> **Aim**
Search the data for the word "市场环境" and copy every line where it occurs.

Collection entries:
====================

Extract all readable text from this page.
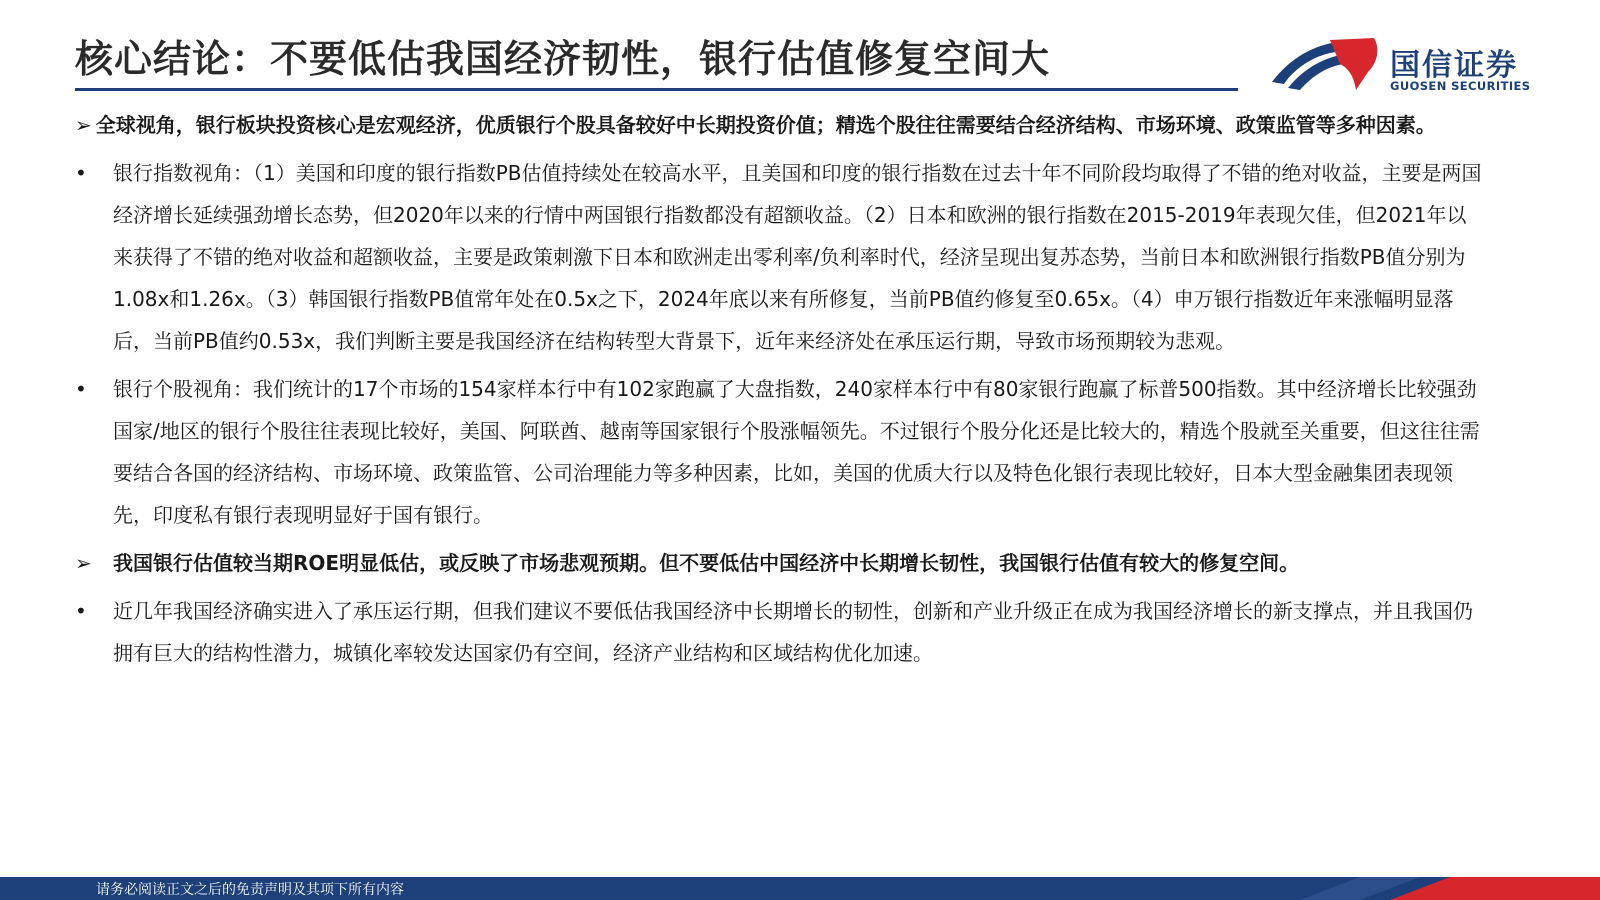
核心结论：不要低估我国经济韧性，银行估值修复空间大	国信证券
GUOSEN SECURITIES
➢ 全球视角，银行板块投资核心是宏观经济，优质银行个股具备较好中长期投资价值；精选个股往往需要结合经济结构、市场环境、政策监管等多种因素。
•	银行指数视角：（1）美国和印度的银行指数PB估值持续处在较高水平，且美国和印度的银行指数在过去十年不同阶段均取得了不错的绝对收益，主要是两国经济增长延续强劲增长态势，但2020年以来的行情中两国银行指数都没有超额收益。（2）日本和欧洲的银行指数在2015-2019年表现欠佳，但2021年以来获得了不错的绝对收益和超额收益，主要是政策刺激下日本和欧洲走出零利率/负利率时代，经济呈现出复苏态势，当前日本和欧洲银行指数PB值分别为1.08x和1.26x。（3）韩国银行指数PB值常年处在0.5x之下，2024年底以来有所修复，当前PB值约修复至0.65x。（4）申万银行指数近年来涨幅明显落后，当前PB值约0.53x，我们判断主要是我国经济在结构转型大背景下，近年来经济处在承压运行期，导致市场预期较为悲观。
•	银行个股视角：我们统计的17个市场的154家样本行中有102家跑赢了大盘指数，240家样本行中有80家银行跑赢了标普500指数。其中经济增长比较强劲国家/地区的银行个股往往表现比较好，美国、阿联酋、越南等国家银行个股涨幅领先。不过银行个股分化还是比较大的，精选个股就至关重要，但这往往需要结合各国的经济结构、市场环境、政策监管、公司治理能力等多种因素，比如，美国的优质大行以及特色化银行表现比较好，日本大型金融集团表现领先，印度私有银行表现明显好于国有银行。
➢	我国银行估值较当期ROE明显低估，或反映了市场悲观预期。但不要低估中国经济中长期增长韧性，我国银行估值有较大的修复空间。
•	近几年我国经济确实进入了承压运行期，但我们建议不要低估我国经济中长期增长的韧性，创新和产业升级正在成为我国经济增长的新支撑点，并且我国仍拥有巨大的结构性潜力，城镇化率较发达国家仍有空间，经济产业结构和区域结构优化加速。
请务必阅读正文之后的免责声明及其项下所有内容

====================

> **Answer to this problem**
➢ 全球视角，银行板块投资核心是宏观经济，优质银行个股具备较好中长期投资价值；精选个股往往需要结合经济结构、市场环境、政策监管等多种因素。
•	银行个股视角：我们统计的17个市场的154家样本行中有102家跑赢了大盘指数，240家样本行中有80家银行跑赢了标普500指数。其中经济增长比较强劲国家/地区的银行个股往往表现比较好，美国、阿联酋、越南等国家银行个股涨幅领先。不过银行个股分化还是比较大的，精选个股就至关重要，但这往往需要结合各国的经济结构、市场环境、政策监管、公司治理能力等多种因素，比如，美国的优质大行以及特色化银行表现比较好，日本大型金融集团表现领先，印度私有银行表现明显好于国有银行。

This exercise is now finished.